**Задание a**:
Выведите без изменений все строки записей визуальной разметки, расположенных ниже после текста, опустив изображения.

Смерти в Венеции

От обилия фильмов в фестивальной программе разбегаются глаза. Но на слуху останутся лишь те, где едят собак и вставляют свечку в задницу
       Завершился 58-й Венецианский кинофестиваль, один из главных киносмотров мира. Главное, что он показал: мир вконец озверел, а вместе с ним озверело и кино. Что в западных, что в восточных фильмах выкалывают глаза, едят людей и собак, убивают детей и не видят в этом ничего особенного. Насилие стало обыденностью что в жизни, что в кино.

       Вообще-то, когда говорят о злобе дня нынешнего, забывают, что мир был жесток всегда. Любое великое противостояние, любой военный или религиозный конфликт заканчивались в итоге "переходом на личности". Религиозные догмы или расовые теории с церковных кафедр или партийных трибун спускались на каждую улицу, в каждый дом, в каждую семью. Что тоже благодатная почва для кинотрагедий.
       На фестивале знаменитый немецкий киноэкспрессионист Вернер Херцог показал историческую драму "Непобедимый" — об уникальном силаче из еврейского местечка. Дело происходит в еще догитлеровской Германии. Набирающие вес нацисты пытаются, надев на гиганта белокурый парик, сделать его своим символом — тевтонским Зигфридом. Но силач, как бы предвидя трагедию холокоста, пытается поднять на борьбу своих кровных братьев. Однако его не слушают, и еврейский пророк погибает в канун гитлеровского путча.
       Не менее поучительную историю поведал израильтянин Амос Гитай в фильме "Эдем", поставленном по рассказу патриарха американской литературы Артура Миллера. Кстати, и сам он участвует в картине в качестве актера. Кино — про сионистов (некоторые из них одновременно были и коммунистами), которые отправились осваивать Палестину. Услышав о гитлеровском геноциде, один из них едет воевать в Европу и даже в порядке, так сказать, расовой мести насилует жену немецкого фермера. Но и в Палестине дела обстоят не лучше. Победители нацистов, вернувшиеся на Землю обетованную, оказываются у разбитого корыта. Идеалистический пафос пионеров Палестины разбивается о суровую реальность, в которой арабы и евреи не хотят и не могут жить в мире.
       И все же оба фильма — только аллегорические постскриптумы к свершившемуся. Акценты давно расставлены, победители известны, роли положительных и отрицательных персонажей давно расписаны. У сегодняшнего насилия совсем иной образ. Ужас и жестокость перешли из истории в частную, повседневную жизнь. Кинематографисты кожей ощущают кошмар бытия — страшную угрозу, таящуюся в соседе по квартире, в любовнице, в брате или друге,— но выражают это разными способами — от "нового реализма" до поэтично-аллегоричной метафизики.
       
Мирную жизнь Венеции тревожат не только экранные ужасы, но и вышедшие на улицы в начале фестиваля вездесущие антиглобалисты с лозунгом "Большая восьмерка, тебе не отменить правду!"

**Задание b**:
По чьему рассказу поставлен фильм «Эдем», согласно статье о Венецианском кинофестивале?

Записи визуальной разметки
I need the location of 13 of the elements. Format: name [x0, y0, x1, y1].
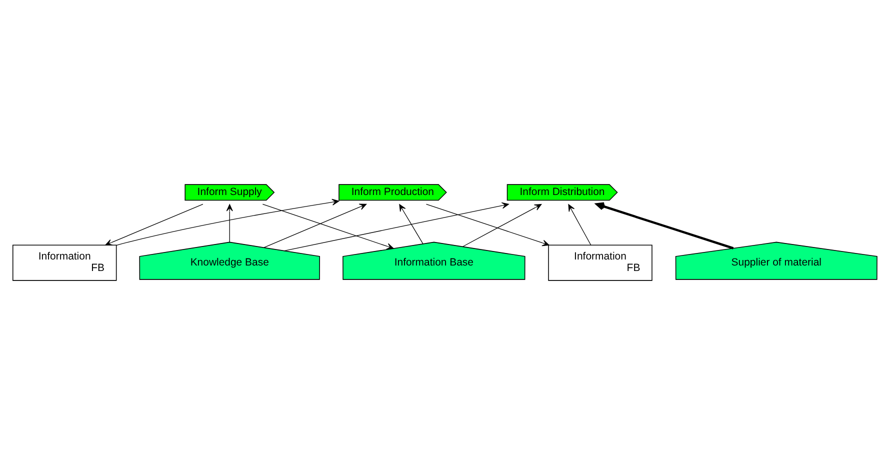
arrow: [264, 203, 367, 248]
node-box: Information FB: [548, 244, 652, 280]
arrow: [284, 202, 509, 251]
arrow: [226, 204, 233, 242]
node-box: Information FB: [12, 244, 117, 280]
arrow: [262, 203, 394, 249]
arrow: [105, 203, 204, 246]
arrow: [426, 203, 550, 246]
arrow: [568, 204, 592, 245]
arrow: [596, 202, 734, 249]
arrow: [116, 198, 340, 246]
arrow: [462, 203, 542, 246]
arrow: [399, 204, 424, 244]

**Ответ a**:
I need the location of 13 of the elements. Format: name [x0, y0, x1, y1].
arrow: [264, 203, 367, 248]
node-box: Information FB: [548, 244, 652, 280]
arrow: [284, 202, 509, 251]
arrow: [226, 204, 233, 242]
node-box: Information FB: [12, 244, 117, 280]
arrow: [262, 203, 394, 249]
arrow: [105, 203, 204, 246]
arrow: [426, 203, 550, 246]
arrow: [568, 204, 592, 245]
arrow: [596, 202, 734, 249]
arrow: [116, 198, 340, 246]
arrow: [462, 203, 542, 246]
arrow: [399, 204, 424, 244]

**Ответ b**:
По рассказу Артура Миллера.